- _Work to do_
Set down the material below word for word, excluding the pictures.

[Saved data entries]
● ● ● ● ● ● ●
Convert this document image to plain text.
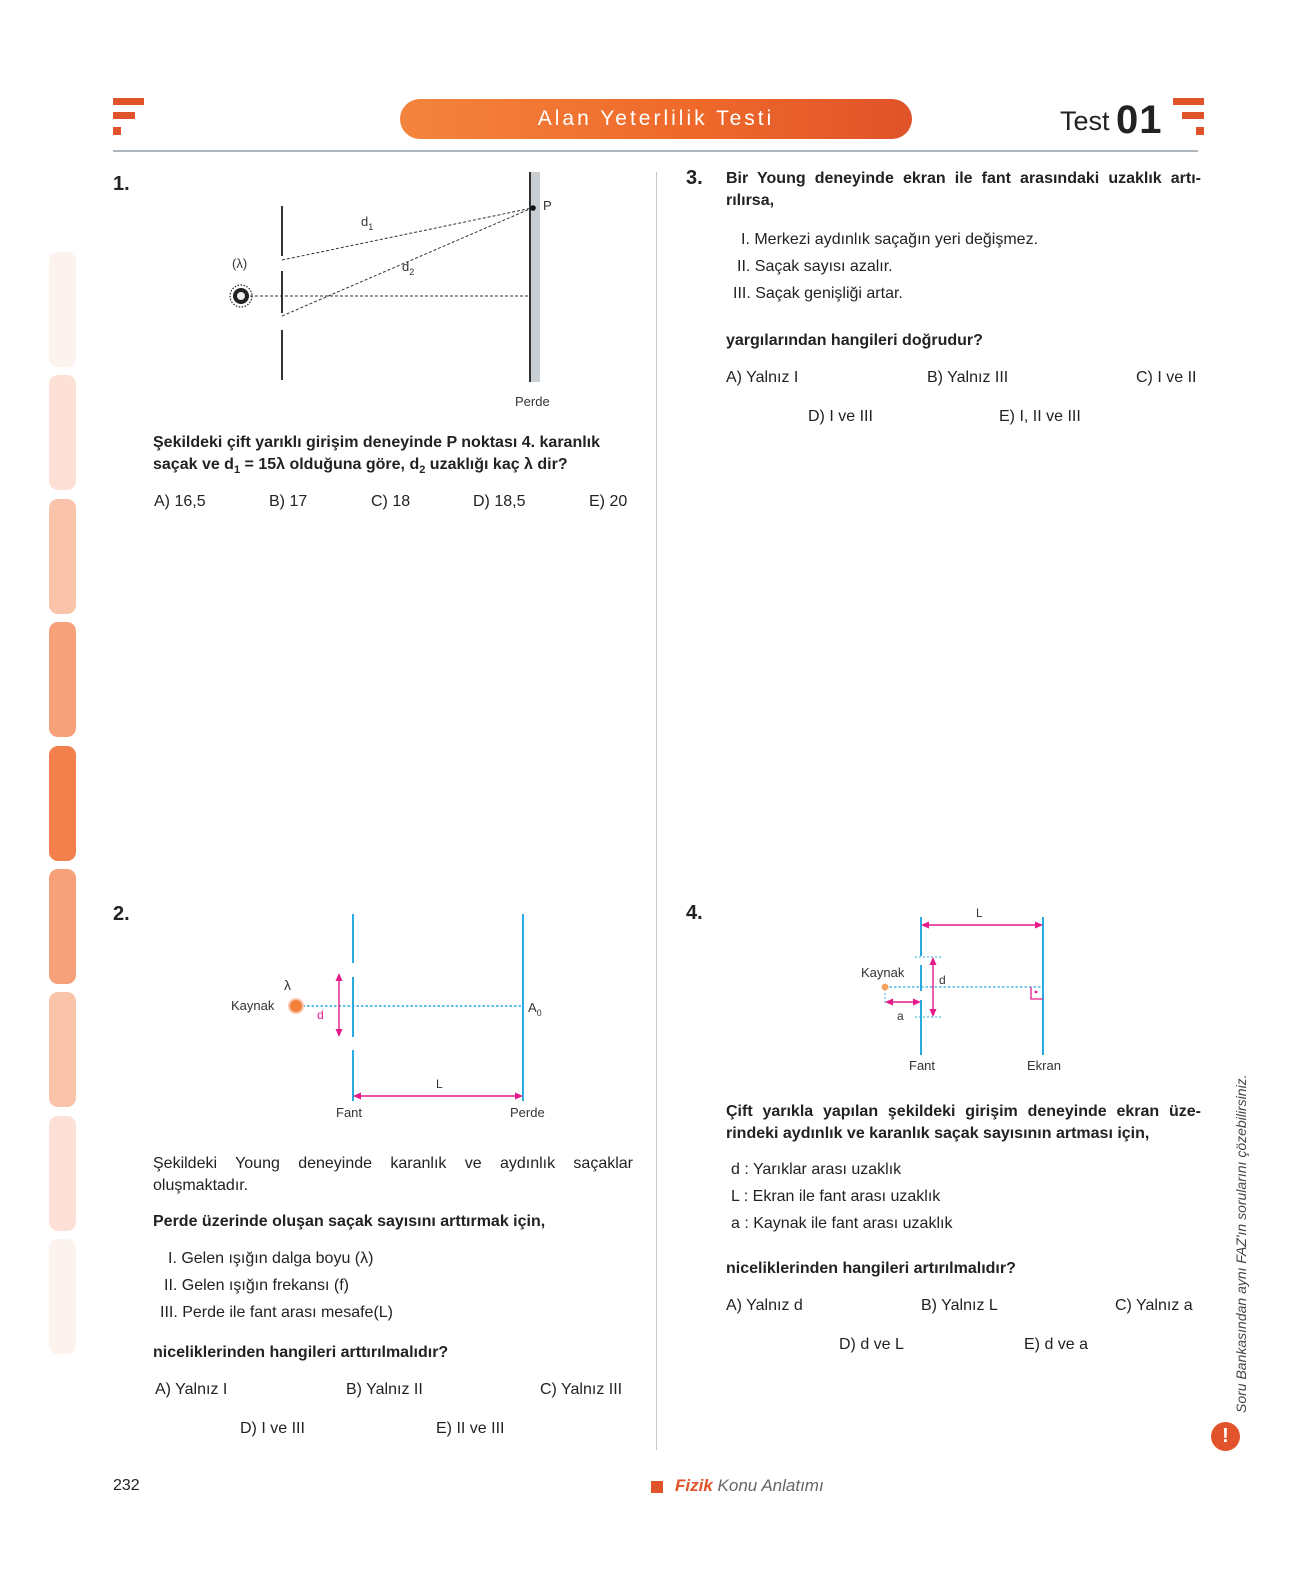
Alan Yeterlilik Testi	Test 01
1.
$d_1$
$d_2$
(λ)
P
Perde
Şekildeki çift yarıklı girişim deneyinde P noktası 4. karanlık
saçak ve $d_1 = 15\lambda$ olduğuna göre, $d_2$ uzaklığı kaç λ dir?
A) 16,5	B) 17	C) 18	D) 18,5	E) 20
2.
λ
Kaynak
d	$A_0$
L
Fant	Perde
Şekildeki Young deneyinde karanlık ve aydınlık saçaklar
oluşmaktadır.
Perde üzerinde oluşan saçak sayısını arttırmak için,
I. Gelen ışığın dalga boyu (λ)
II. Gelen ışığın frekansı (f)
III. Perde ile fant arası mesafe(L)
niceliklerinden hangileri arttırılmalıdır?
A) Yalnız I	B) Yalnız II	C) Yalnız III
D) I ve III	E) II ve III
3. Bir Young deneyinde ekran ile fant arasındaki uzaklık artı-
rılırsa,
I. Merkezi aydınlık saçağın yeri değişmez.
II. Saçak sayısı azalır.
III. Saçak genişliği artar.
yargılarından hangileri doğrudur?
A) Yalnız I	B) Yalnız III	C) I ve II
D) I ve III	E) I, II ve III
4.	L
Kaynak	d
a
Fant	Ekran
Çift yarıkla yapılan şekildeki girişim deneyinde ekran üze-
rindeki aydınlık ve karanlık saçak sayısının artması için,
d : Yarıklar arası uzaklık
L : Ekran ile fant arası uzaklık
a : Kaynak ile fant arası uzaklık
niceliklerinden hangileri artırılmalıdır?
A) Yalnız d	B) Yalnız L	C) Yalnız a
D) d ve L	E) d ve a	Soru Bankasından aynı FAZ'ın sorularını çözebilirsiniz.
!
232	Fizik Konu Anlatımı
● ● ● ● ● ● ●
- _Full answer_
Convert this document image to plain text.
Alan Yeterlilik Testi	Test 01
1.
$d_1$
$d_2$
(λ)
P
Perde
Şekildeki çift yarıklı girişim deneyinde P noktası 4. karanlık
saçak ve $d_1 = 15\lambda$ olduğuna göre, $d_2$ uzaklığı kaç λ dir?
A) 16,5	B) 17	C) 18	D) 18,5	E) 20
2.
λ
Kaynak
d	$A_0$
L
Fant	Perde
Şekildeki Young deneyinde karanlık ve aydınlık saçaklar
oluşmaktadır.
Perde üzerinde oluşan saçak sayısını arttırmak için,
I. Gelen ışığın dalga boyu (λ)
II. Gelen ışığın frekansı (f)
III. Perde ile fant arası mesafe(L)
niceliklerinden hangileri arttırılmalıdır?
A) Yalnız I	B) Yalnız II	C) Yalnız III
D) I ve III	E) II ve III
3. Bir Young deneyinde ekran ile fant arasındaki uzaklık artı-
rılırsa,
I. Merkezi aydınlık saçağın yeri değişmez.
II. Saçak sayısı azalır.
III. Saçak genişliği artar.
yargılarından hangileri doğrudur?
A) Yalnız I	B) Yalnız III	C) I ve II
D) I ve III	E) I, II ve III
4.	L
Kaynak	d
a
Fant	Ekran
Çift yarıkla yapılan şekildeki girişim deneyinde ekran üze-
rindeki aydınlık ve karanlık saçak sayısının artması için,
d : Yarıklar arası uzaklık
L : Ekran ile fant arası uzaklık
a : Kaynak ile fant arası uzaklık
niceliklerinden hangileri artırılmalıdır?
A) Yalnız d	B) Yalnız L	C) Yalnız a
D) d ve L	E) d ve a	Soru Bankasından aynı FAZ'ın sorularını çözebilirsiniz.
!
232	Fizik Konu Anlatımı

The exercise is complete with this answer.